Saved entries
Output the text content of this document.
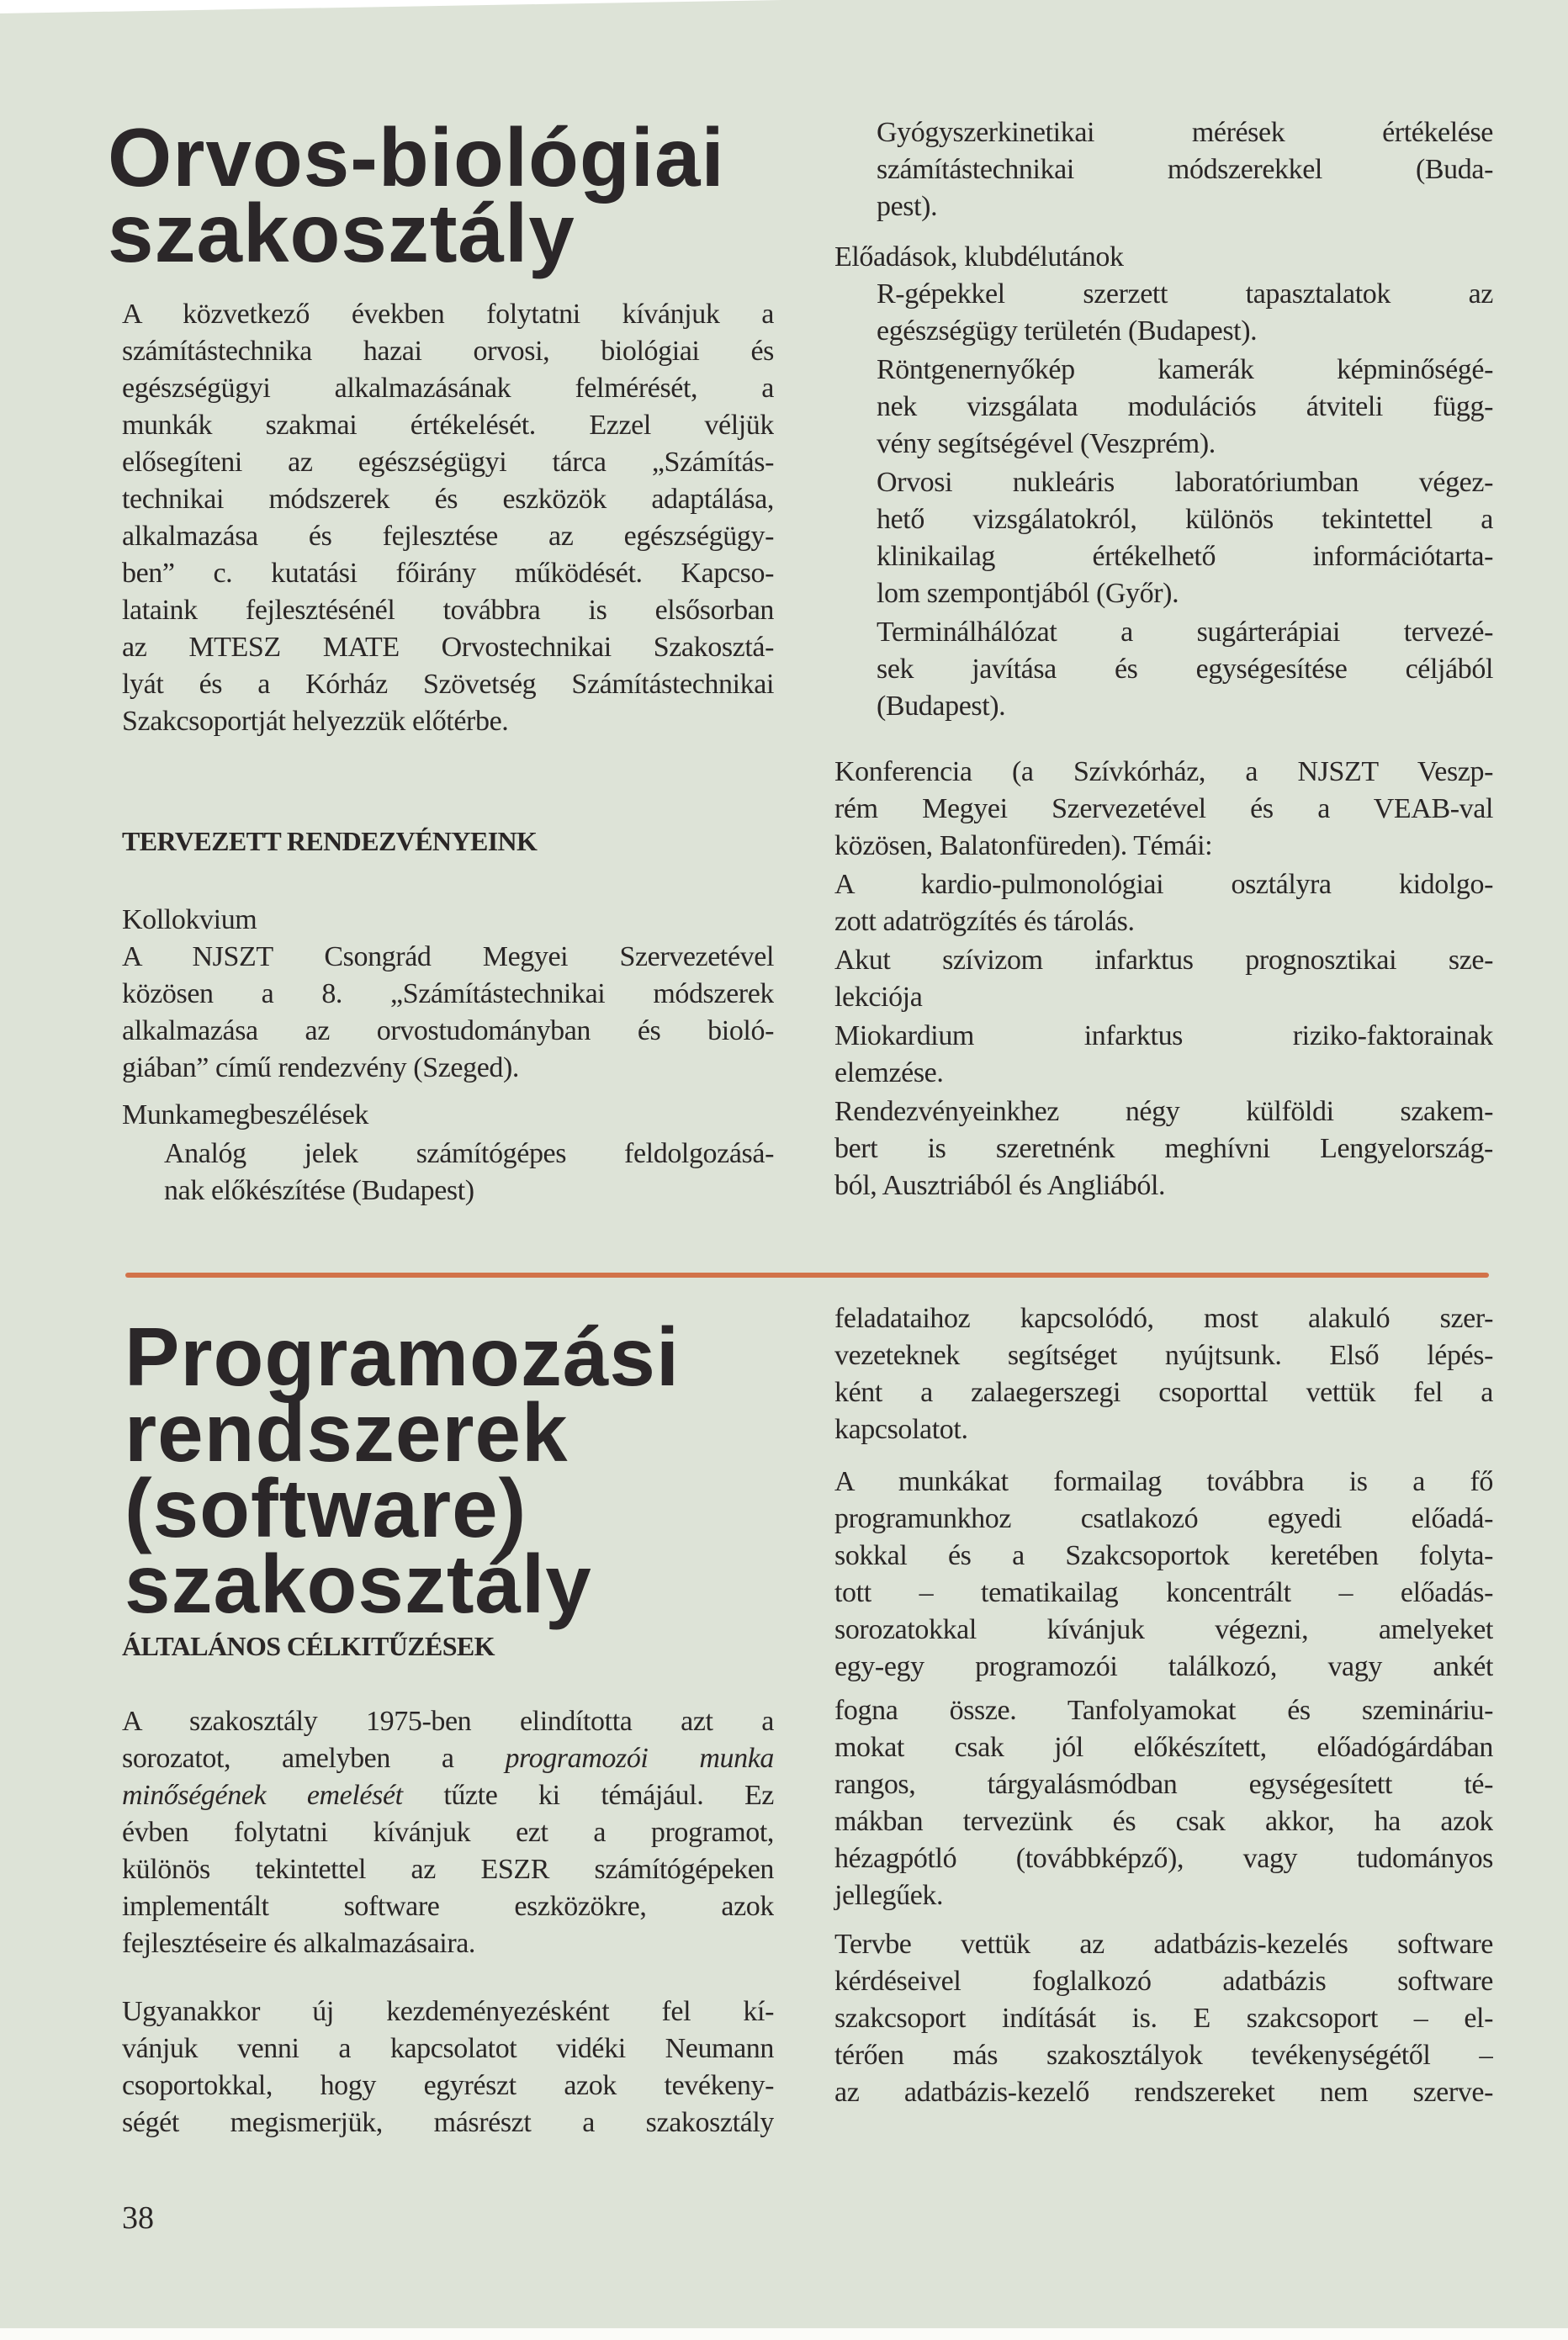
Orvos-biológiai
szakosztály
A közvetkező években folytatni kívánjuk a
számítástechnika hazai orvosi, biológiai és
egészségügyi alkalmazásának felmérését, a
munkák szakmai értékelését. Ezzel véljük
elősegíteni az egészségügyi tárca „Számítás-
technikai módszerek és eszközök adaptálása,
alkalmazása és fejlesztése az egészségügy-
ben” c. kutatási főirány működését. Kapcso-
lataink fejlesztésénél továbbra is elsősorban
az MTESZ MATE Orvostechnikai Szakosztá-
lyát és a Kórház Szövetség Számítástechnikai
Szakcsoportját helyezzük előtérbe.
TERVEZETT RENDEZVÉNYEINK
Kollokvium
A NJSZT Csongrád Megyei Szervezetével
közösen a 8. „Számítástechnikai módszerek
alkalmazása az orvostudományban és bioló-
giában” című rendezvény (Szeged).
Munkamegbeszélések
Analóg jelek számítógépes feldolgozásá-
nak előkészítése (Budapest)
Gyógyszerkinetikai mérések értékelése
számítástechnikai módszerekkel (Buda-
pest).
Előadások, klubdélutánok
R-gépekkel szerzett tapasztalatok az
egészségügy területén (Budapest).
Röntgenernyőkép kamerák képminőségé-
nek vizsgálata modulációs átviteli függ-
vény segítségével (Veszprém).
Orvosi nukleáris laboratóriumban végez-
hető vizsgálatokról, különös tekintettel a
klinikailag értékelhető információtarta-
lom szempontjából (Győr).
Terminálhálózat a sugárterápiai tervezé-
sek javítása és egységesítése céljából
(Budapest).
Konferencia (a Szívkórház, a NJSZT Veszp-
rém Megyei Szervezetével és a VEAB-val
közösen, Balatonfüreden). Témái:
A kardio-pulmonológiai osztályra kidolgo-
zott adatrögzítés és tárolás.
Akut szívizom infarktus prognosztikai sze-
lekciója
Miokardium infarktus riziko-faktorainak
elemzése.
Rendezvényeinkhez négy külföldi szakem-
bert is szeretnénk meghívni Lengyelország-
ból, Ausztriából és Angliából.
Programozási
rendszerek
(software)
szakosztály
ÁLTALÁNOS CÉLKITŰZÉSEK
A szakosztály 1975-ben elindította azt a
sorozatot, amelyben a programozói munka
minőségének emelését tűzte ki témájául. Ez
évben folytatni kívánjuk ezt a programot,
különös tekintettel az ESZR számítógépeken
implementált software eszközökre, azok
fejlesztéseire és alkalmazásaira.
Ugyanakkor új kezdeményezésként fel kí-
vánjuk venni a kapcsolatot vidéki Neumann
csoportokkal, hogy egyrészt azok tevékeny-
ségét megismerjük, másrészt a szakosztály
38
feladataihoz kapcsolódó, most alakuló szer-
vezeteknek segítséget nyújtsunk. Első lépés-
ként a zalaegerszegi csoporttal vettük fel a
kapcsolatot.
A munkákat formailag továbbra is a fő
programunkhoz csatlakozó egyedi előadá-
sokkal és a Szakcsoportok keretében folyta-
tott – tematikailag koncentrált – előadás-
sorozatokkal kívánjuk végezni, amelyeket
egy-egy programozói találkozó, vagy ankét
fogna össze. Tanfolyamokat és szemináriu-
mokat csak jól előkészített, előadógárdában
rangos, tárgyalásmódban egységesített té-
mákban tervezünk és csak akkor, ha azok
hézagpótló (továbbképző), vagy tudományos
jellegűek.
Tervbe vettük az adatbázis-kezelés software
kérdéseivel foglalkozó adatbázis software
szakcsoport indítását is. E szakcsoport – el-
térően más szakosztályok tevékenységétől –
az adatbázis-kezelő rendszereket nem szerve-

REQUEST
Reproduce each line of the material containing the word "egészségügyi".

RESULT OF THE EXERCISE
egészségügyi alkalmazásának felmérését, a
elősegíteni az egészségügyi tárca „Számítás-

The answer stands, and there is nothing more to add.